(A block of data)
━━━━━━━━

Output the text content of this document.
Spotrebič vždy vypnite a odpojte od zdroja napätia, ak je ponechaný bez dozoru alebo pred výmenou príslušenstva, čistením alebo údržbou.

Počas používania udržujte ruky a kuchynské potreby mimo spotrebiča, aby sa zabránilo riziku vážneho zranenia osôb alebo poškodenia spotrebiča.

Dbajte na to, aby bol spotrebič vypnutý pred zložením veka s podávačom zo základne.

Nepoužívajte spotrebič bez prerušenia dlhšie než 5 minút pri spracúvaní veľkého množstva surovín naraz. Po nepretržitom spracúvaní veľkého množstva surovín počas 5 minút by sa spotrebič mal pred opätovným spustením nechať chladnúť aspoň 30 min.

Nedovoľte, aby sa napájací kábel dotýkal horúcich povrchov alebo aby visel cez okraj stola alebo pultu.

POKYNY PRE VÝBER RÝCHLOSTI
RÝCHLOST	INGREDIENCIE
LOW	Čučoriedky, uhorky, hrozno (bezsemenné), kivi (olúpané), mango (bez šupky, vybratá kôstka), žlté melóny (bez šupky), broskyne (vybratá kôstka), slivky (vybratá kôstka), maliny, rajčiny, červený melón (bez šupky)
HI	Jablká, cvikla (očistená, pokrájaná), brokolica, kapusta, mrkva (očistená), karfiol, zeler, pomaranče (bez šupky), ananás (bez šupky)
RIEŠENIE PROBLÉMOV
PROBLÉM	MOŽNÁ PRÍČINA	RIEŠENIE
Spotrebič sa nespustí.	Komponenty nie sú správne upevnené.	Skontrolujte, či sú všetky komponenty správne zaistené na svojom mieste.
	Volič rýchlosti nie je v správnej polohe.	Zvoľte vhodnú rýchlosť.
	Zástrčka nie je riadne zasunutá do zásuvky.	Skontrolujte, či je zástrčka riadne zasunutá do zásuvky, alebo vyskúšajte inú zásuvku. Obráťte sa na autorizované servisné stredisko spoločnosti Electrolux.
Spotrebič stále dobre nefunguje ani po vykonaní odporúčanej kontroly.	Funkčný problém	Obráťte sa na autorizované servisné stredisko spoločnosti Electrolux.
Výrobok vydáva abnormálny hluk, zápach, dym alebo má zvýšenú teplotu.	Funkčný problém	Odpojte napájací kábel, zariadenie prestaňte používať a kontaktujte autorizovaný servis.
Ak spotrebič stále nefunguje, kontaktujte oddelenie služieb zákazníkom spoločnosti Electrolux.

━━━━━━━━

Each line above that holds the string "alebo" should be copied and shown.

Spotrebič vždy vypnite a odpojte od zdroja napätia, ak je ponechaný bez dozoru alebo pred výmenou príslušenstva, čistením alebo údržbou.
Počas používania udržujte ruky a kuchynské potreby mimo spotrebiča, aby sa zabránilo riziku vážneho zranenia osôb alebo poškodenia spotrebiča.
Nedovoľte, aby sa napájací kábel dotýkal horúcich povrchov alebo aby visel cez okraj stola alebo pultu.
	Zástrčka nie je riadne zasunutá do zásuvky.	Skontrolujte, či je zástrčka riadne zasunutá do zásuvky, alebo vyskúšajte inú zásuvku. Obráťte sa na autorizované servisné stredisko spoločnosti Electrolux.
Výrobok vydáva abnormálny hluk, zápach, dym alebo má zvýšenú teplotu.	Funkčný problém	Odpojte napájací kábel, zariadenie prestaňte používať a kontaktujte autorizovaný servis.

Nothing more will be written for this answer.